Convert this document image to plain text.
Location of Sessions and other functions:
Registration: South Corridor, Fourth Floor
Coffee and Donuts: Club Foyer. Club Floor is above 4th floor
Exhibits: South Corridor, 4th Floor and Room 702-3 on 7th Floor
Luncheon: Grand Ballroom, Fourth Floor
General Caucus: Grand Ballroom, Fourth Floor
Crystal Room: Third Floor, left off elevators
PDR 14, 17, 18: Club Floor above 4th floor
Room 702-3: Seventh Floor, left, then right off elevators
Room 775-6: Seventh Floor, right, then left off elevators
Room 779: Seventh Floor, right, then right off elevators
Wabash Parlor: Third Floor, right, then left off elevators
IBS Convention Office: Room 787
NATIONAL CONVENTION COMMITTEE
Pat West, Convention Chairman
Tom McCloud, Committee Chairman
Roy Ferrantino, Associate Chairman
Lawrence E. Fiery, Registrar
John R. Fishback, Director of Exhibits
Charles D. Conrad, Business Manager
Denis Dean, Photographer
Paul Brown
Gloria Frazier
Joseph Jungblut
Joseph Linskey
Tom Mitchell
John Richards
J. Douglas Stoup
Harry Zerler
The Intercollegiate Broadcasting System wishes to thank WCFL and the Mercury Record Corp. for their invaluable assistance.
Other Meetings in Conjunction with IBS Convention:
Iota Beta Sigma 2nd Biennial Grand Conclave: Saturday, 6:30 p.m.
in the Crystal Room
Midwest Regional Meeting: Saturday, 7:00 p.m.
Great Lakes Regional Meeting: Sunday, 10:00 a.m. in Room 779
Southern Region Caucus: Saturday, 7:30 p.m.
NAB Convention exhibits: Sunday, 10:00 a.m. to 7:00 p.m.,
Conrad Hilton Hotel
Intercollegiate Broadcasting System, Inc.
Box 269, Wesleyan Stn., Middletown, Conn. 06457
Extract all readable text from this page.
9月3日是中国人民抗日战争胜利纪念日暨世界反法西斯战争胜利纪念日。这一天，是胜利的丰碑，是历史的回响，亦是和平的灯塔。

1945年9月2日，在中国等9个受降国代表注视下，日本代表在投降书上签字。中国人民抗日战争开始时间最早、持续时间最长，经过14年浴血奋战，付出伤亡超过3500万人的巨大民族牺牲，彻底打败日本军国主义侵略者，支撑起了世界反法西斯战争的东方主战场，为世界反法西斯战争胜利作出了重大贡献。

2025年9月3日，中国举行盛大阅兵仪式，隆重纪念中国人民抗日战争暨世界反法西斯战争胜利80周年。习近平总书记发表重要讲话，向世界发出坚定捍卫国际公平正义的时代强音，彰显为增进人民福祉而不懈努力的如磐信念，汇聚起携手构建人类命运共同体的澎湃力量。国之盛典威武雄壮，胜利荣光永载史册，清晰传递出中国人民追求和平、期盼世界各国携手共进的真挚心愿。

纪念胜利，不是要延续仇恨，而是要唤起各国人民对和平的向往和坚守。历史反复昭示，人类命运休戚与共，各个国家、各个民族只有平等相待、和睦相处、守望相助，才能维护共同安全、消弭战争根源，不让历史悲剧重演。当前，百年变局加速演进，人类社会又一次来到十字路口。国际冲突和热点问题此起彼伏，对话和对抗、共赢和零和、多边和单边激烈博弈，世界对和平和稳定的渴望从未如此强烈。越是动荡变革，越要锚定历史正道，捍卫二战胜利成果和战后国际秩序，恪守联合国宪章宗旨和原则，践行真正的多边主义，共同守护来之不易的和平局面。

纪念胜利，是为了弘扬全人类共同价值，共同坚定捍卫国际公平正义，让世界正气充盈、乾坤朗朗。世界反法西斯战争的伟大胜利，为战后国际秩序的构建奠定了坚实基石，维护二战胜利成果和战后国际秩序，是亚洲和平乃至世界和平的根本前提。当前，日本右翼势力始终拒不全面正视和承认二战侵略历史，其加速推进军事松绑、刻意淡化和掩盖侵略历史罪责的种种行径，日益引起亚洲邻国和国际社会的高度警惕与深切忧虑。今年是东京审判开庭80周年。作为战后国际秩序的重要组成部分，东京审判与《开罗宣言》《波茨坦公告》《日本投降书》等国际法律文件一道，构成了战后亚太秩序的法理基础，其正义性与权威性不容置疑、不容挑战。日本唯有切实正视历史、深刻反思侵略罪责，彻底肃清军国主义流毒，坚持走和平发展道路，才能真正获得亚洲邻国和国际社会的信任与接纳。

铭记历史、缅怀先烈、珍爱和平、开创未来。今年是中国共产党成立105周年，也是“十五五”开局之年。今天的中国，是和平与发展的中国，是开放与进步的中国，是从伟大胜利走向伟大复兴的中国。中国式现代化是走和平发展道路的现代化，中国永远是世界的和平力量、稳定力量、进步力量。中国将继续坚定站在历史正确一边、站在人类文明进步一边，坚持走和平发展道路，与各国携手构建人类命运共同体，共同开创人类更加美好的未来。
----------
EXERCISE INSTRUCTIONS: All lines of the data above that include the word "Grand" must be shown.

RESULT FOR THIS EXERCISE:
Luncheon: Grand Ballroom, Fourth Floor
General Caucus: Grand Ballroom, Fourth Floor
Iota Beta Sigma 2nd Biennial Grand Conclave: Saturday, 6:30 p.m.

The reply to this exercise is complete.